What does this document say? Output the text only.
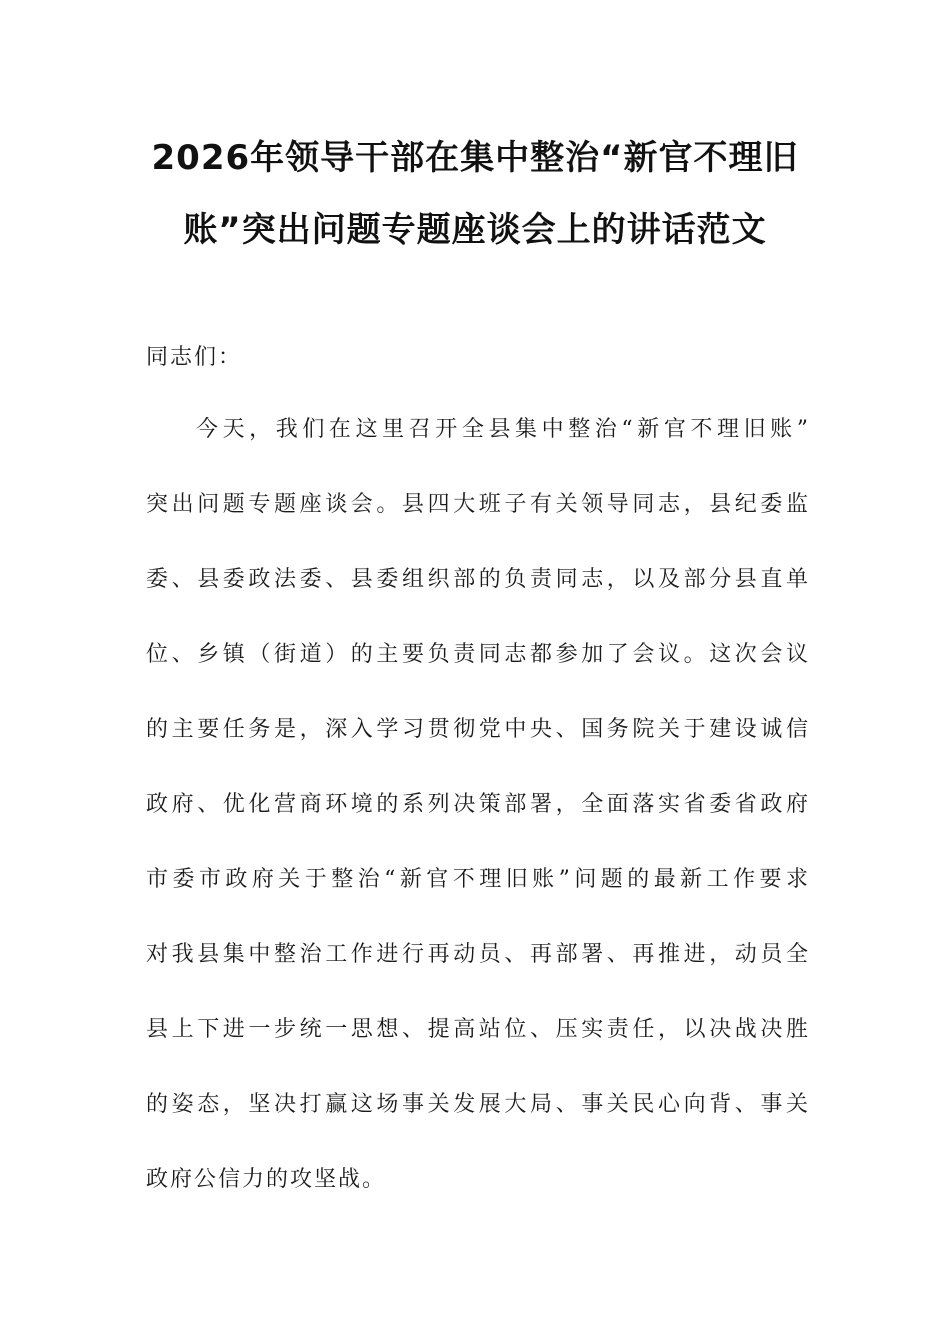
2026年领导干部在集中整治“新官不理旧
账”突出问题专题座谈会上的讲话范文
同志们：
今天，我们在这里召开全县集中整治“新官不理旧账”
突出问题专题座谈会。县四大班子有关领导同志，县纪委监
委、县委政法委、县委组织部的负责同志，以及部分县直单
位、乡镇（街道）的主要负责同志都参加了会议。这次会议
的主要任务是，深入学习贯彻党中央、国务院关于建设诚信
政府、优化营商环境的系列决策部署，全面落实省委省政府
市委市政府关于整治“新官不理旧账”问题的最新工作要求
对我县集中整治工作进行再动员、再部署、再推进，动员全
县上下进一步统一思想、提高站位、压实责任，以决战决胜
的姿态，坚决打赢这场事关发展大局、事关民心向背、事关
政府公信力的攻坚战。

-*-*-

Check each line above for the string "新官不理旧账", then copy the ones that have it.

今天，我们在这里召开全县集中整治“新官不理旧账”
市委市政府关于整治“新官不理旧账”问题的最新工作要求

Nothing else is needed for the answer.